[DATA ROWS]
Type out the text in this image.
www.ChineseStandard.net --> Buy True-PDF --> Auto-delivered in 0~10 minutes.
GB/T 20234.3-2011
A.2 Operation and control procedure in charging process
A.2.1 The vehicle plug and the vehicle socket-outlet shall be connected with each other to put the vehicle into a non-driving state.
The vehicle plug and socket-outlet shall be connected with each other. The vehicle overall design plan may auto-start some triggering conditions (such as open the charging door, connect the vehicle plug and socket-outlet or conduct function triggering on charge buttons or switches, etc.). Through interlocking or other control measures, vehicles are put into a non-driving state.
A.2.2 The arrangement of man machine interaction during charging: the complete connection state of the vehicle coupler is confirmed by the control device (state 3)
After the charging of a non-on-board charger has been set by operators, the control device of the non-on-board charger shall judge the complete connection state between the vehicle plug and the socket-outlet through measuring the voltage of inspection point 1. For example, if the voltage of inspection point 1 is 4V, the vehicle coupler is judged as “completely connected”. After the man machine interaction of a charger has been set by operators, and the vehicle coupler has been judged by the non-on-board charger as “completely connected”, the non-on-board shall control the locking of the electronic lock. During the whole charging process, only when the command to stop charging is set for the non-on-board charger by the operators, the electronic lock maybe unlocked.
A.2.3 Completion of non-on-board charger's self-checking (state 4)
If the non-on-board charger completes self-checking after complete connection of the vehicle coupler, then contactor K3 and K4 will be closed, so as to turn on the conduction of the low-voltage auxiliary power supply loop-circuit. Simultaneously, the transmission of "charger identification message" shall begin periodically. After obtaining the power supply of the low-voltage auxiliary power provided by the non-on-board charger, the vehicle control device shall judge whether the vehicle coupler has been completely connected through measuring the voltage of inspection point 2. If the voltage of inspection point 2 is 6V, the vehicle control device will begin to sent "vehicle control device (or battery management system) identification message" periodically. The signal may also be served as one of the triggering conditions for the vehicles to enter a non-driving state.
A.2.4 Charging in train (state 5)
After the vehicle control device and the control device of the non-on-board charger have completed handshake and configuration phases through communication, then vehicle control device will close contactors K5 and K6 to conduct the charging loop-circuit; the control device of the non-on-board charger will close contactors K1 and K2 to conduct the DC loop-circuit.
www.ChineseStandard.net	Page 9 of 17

[TASK BRIEF]
Copy out each line exactly.

[SOLUTION FOR THIS EXERCISE]
Type out the text in this image.
www.ChineseStandard.net --> Buy True-PDF --> Auto-delivered in 0~10 minutes.
GB/T 20234.3-2011
A.2 Operation and control procedure in charging process
A.2.1 The vehicle plug and the vehicle socket-outlet shall be connected with each other to put the vehicle into a non-driving state.
The vehicle plug and socket-outlet shall be connected with each other. The vehicle overall design plan may auto-start some triggering conditions (such as open the charging door, connect the vehicle plug and socket-outlet or conduct function triggering on charge buttons or switches, etc.). Through interlocking or other control measures, vehicles are put into a non-driving state.
A.2.2 The arrangement of man machine interaction during charging: the complete connection state of the vehicle coupler is confirmed by the control device (state 3)
After the charging of a non-on-board charger has been set by operators, the control device of the non-on-board charger shall judge the complete connection state between the vehicle plug and the socket-outlet through measuring the voltage of inspection point 1. For example, if the voltage of inspection point 1 is 4V, the vehicle coupler is judged as “completely connected”. After the man machine interaction of a charger has been set by operators, and the vehicle coupler has been judged by the non-on-board charger as “completely connected”, the non-on-board shall control the locking of the electronic lock. During the whole charging process, only when the command to stop charging is set for the non-on-board charger by the operators, the electronic lock maybe unlocked.
A.2.3 Completion of non-on-board charger's self-checking (state 4)
If the non-on-board charger completes self-checking after complete connection of the vehicle coupler, then contactor K3 and K4 will be closed, so as to turn on the conduction of the low-voltage auxiliary power supply loop-circuit. Simultaneously, the transmission of "charger identification message" shall begin periodically. After obtaining the power supply of the low-voltage auxiliary power provided by the non-on-board charger, the vehicle control device shall judge whether the vehicle coupler has been completely connected through measuring the voltage of inspection point 2. If the voltage of inspection point 2 is 6V, the vehicle control device will begin to sent "vehicle control device (or battery management system) identification message" periodically. The signal may also be served as one of the triggering conditions for the vehicles to enter a non-driving state.
A.2.4 Charging in train (state 5)
After the vehicle control device and the control device of the non-on-board charger have completed handshake and configuration phases through communication, then vehicle control device will close contactors K5 and K6 to conduct the charging loop-circuit; the control device of the non-on-board charger will close contactors K1 and K2 to conduct the DC loop-circuit.
www.ChineseStandard.net	Page 9 of 17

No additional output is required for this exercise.